• **Data for the task**

^^^^^^^^

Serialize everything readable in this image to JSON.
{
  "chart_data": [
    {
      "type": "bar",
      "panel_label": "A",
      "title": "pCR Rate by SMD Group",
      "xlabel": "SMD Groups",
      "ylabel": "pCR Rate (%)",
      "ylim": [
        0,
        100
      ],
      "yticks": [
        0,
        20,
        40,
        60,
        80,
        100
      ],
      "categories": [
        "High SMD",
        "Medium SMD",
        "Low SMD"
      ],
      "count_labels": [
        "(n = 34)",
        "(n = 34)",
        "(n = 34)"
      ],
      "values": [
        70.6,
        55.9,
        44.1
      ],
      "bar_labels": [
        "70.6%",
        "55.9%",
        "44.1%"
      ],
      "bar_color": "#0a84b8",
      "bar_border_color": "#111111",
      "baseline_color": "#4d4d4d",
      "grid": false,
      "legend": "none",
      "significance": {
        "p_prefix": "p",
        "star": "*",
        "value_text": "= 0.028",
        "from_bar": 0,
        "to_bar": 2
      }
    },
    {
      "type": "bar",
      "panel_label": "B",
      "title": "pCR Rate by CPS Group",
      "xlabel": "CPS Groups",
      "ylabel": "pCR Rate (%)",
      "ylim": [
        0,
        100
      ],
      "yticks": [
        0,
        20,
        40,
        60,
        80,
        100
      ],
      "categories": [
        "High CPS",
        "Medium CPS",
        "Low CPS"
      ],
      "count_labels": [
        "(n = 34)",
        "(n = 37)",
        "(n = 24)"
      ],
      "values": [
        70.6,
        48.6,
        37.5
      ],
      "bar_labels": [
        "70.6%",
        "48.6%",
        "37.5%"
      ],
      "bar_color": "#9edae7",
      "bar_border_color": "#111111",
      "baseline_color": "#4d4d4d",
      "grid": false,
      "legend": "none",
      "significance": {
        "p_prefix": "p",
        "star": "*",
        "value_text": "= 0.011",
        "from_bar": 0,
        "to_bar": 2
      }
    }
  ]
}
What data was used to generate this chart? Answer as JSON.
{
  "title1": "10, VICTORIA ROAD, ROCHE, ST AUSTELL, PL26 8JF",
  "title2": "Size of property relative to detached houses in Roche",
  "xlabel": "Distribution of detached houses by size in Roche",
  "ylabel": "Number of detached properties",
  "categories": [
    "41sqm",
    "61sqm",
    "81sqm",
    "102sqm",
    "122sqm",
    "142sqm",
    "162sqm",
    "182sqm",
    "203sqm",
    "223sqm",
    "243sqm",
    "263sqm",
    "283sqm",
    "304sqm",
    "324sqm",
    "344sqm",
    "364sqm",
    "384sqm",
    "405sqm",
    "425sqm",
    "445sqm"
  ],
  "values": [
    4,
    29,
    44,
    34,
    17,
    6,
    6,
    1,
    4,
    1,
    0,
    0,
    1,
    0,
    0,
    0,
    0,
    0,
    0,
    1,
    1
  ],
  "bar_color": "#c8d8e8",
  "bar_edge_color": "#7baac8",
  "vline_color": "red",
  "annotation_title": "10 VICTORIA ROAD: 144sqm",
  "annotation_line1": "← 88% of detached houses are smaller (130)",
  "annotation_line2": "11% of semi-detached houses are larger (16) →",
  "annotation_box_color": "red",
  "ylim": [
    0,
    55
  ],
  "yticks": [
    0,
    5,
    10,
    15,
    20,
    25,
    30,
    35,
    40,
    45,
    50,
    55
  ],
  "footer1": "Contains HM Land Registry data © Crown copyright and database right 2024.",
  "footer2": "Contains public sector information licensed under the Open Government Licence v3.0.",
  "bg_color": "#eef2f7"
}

^^^^^^^^

• **Written exercise**
Count the lines of these entries that hold the string "houses", and give only that number.

• **Final answer**
4